**Exercise brief**
Pull out each line of the records below that contains the string "output".

**Collected data**
+===+
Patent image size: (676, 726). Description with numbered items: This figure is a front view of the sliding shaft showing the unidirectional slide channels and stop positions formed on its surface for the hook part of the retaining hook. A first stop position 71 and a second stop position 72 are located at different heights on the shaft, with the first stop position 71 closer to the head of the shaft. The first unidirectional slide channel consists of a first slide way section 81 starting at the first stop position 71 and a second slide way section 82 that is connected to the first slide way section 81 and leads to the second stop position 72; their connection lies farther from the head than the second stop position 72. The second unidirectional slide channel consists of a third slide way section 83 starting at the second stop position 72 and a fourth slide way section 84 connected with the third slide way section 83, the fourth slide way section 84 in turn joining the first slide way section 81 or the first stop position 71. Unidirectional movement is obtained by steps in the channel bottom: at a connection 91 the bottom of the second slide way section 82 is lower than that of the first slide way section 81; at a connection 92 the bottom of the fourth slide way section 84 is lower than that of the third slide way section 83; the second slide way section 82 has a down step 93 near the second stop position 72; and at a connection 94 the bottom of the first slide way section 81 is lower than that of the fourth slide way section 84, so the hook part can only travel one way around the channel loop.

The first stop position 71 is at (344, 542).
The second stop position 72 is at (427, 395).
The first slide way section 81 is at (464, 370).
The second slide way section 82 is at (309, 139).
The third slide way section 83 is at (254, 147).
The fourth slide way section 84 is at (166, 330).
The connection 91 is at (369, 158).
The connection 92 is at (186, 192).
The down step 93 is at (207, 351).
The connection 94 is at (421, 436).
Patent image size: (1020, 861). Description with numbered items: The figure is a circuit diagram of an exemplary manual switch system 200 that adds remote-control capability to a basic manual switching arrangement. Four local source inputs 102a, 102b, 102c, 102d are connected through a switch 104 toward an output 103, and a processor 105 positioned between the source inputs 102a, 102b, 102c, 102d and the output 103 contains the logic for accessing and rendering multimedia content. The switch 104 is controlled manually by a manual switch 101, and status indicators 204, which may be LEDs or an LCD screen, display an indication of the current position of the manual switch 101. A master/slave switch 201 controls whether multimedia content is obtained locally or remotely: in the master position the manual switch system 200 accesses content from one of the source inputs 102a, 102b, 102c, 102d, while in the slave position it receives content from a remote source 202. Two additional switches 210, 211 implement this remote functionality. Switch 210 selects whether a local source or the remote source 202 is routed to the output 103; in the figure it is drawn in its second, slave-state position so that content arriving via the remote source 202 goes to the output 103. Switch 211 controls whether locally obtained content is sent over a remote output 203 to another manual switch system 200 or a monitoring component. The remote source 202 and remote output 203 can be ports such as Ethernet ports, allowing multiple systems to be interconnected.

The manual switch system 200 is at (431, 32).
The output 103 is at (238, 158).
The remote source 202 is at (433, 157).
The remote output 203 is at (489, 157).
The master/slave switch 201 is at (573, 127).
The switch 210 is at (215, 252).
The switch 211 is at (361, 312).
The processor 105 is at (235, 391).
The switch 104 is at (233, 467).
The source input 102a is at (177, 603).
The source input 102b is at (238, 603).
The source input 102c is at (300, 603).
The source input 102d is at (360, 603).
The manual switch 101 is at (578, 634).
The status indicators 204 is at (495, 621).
+===+
**Exercise response**
Patent image size: (1020, 861). Description with numbered items: The figure is a circuit diagram of an exemplary manual switch system 200 that adds remote-control capability to a basic manual switching arrangement. Four local source inputs 102a, 102b, 102c, 102d are connected through a switch 104 toward an output 103, and a processor 105 positioned between the source inputs 102a, 102b, 102c, 102d and the output 103 contains the logic for accessing and rendering multimedia content. The switch 104 is controlled manually by a manual switch 101, and status indicators 204, which may be LEDs or an LCD screen, display an indication of the current position of the manual switch 101. A master/slave switch 201 controls whether multimedia content is obtained locally or remotely: in the master position the manual switch system 200 accesses content from one of the source inputs 102a, 102b, 102c, 102d, while in the slave position it receives content from a remote source 202. Two additional switches 210, 211 implement this remote functionality. Switch 210 selects whether a local source or the remote source 202 is routed to the output 103; in the figure it is drawn in its second, slave-state position so that content arriving via the remote source 202 goes to the output 103. Switch 211 controls whether locally obtained content is sent over a remote output 203 to another manual switch system 200 or a monitoring component. The remote source 202 and remote output 203 can be ports such as Ethernet ports, allowing multiple systems to be interconnected.
The output 103 is at (238, 158).
The remote output 203 is at (489, 157).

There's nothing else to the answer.